### Data to use

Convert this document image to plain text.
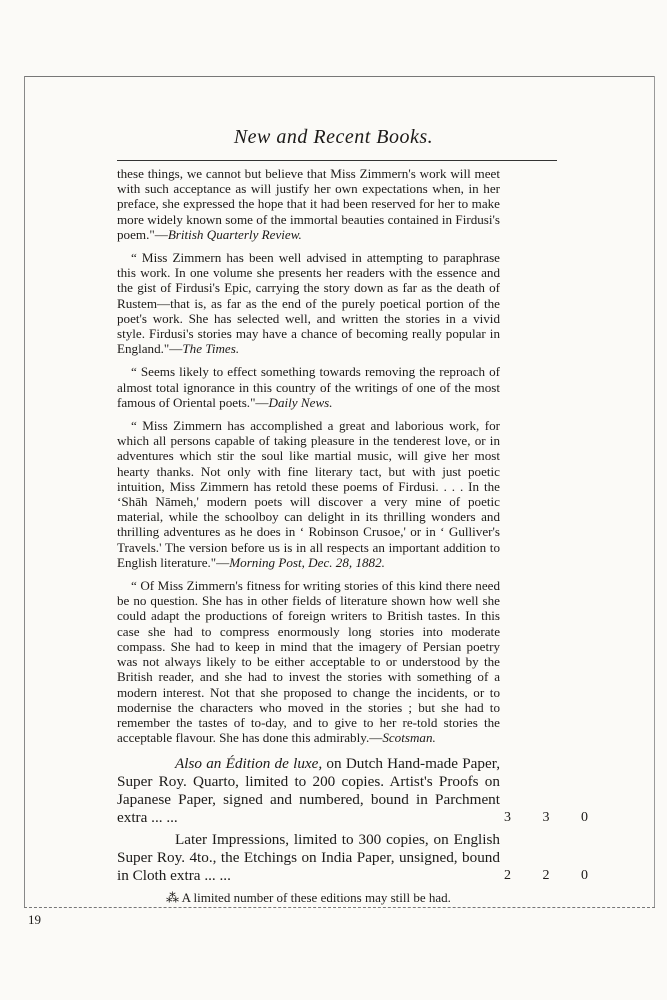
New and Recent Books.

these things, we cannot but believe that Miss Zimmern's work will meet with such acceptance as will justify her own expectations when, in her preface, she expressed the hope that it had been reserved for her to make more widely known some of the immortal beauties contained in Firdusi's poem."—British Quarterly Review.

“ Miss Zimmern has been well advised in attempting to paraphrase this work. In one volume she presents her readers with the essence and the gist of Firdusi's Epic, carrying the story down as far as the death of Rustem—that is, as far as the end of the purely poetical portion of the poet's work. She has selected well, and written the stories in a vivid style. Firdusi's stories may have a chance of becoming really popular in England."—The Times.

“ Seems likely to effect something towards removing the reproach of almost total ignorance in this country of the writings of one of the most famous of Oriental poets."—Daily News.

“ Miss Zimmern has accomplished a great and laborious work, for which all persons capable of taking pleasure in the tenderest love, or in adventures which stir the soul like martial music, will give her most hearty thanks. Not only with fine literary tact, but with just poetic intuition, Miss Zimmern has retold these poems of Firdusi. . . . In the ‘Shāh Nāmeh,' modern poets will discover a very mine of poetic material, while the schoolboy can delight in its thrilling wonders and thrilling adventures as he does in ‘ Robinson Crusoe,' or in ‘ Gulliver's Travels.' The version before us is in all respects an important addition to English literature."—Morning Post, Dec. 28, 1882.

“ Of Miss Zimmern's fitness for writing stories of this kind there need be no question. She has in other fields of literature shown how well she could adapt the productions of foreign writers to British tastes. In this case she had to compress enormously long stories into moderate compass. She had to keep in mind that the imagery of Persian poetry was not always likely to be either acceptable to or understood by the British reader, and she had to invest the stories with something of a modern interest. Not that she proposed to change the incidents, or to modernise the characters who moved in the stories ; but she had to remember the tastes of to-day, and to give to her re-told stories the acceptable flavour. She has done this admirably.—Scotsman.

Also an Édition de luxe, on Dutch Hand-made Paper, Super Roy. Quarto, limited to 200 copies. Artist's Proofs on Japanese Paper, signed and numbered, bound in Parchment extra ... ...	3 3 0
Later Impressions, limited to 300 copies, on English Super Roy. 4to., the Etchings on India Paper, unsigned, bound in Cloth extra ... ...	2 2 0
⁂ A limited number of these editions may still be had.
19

---

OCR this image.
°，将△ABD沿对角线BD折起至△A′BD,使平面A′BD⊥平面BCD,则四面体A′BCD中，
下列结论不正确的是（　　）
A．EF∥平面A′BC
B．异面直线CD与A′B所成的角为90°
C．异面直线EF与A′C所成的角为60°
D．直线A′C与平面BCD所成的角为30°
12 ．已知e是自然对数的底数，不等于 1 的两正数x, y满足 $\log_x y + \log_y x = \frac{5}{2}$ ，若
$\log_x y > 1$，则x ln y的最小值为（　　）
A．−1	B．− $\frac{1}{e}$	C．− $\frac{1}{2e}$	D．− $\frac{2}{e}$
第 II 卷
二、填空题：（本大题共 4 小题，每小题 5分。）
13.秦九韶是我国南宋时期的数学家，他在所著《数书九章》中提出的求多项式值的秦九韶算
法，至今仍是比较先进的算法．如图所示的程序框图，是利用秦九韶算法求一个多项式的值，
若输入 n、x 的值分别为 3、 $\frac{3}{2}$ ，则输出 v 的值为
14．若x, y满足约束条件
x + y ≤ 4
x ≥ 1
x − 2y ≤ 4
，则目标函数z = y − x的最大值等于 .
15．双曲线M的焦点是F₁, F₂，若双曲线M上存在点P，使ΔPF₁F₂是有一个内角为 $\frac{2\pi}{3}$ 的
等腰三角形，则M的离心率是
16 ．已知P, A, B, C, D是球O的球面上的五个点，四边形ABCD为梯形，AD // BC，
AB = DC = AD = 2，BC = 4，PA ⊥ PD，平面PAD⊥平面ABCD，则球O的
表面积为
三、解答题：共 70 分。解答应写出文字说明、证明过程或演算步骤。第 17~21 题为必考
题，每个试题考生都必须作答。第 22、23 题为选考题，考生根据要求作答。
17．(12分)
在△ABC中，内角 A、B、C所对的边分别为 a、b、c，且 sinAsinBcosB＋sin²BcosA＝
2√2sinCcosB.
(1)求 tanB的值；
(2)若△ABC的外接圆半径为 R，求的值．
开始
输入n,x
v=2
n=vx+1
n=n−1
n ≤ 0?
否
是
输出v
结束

### Work to complete
Your task is to gather every line with the word "bound" and copy it.

### Answer below
Also an Édition de luxe, on Dutch Hand-made Paper, Super Roy. Quarto, limited to 200 copies. Artist's Proofs on Japanese Paper, signed and numbered, bound in Parchment extra ... ...	3 3 0
Later Impressions, limited to 300 copies, on English Super Roy. 4to., the Etchings on India Paper, unsigned, bound in Cloth extra ... ...	2 2 0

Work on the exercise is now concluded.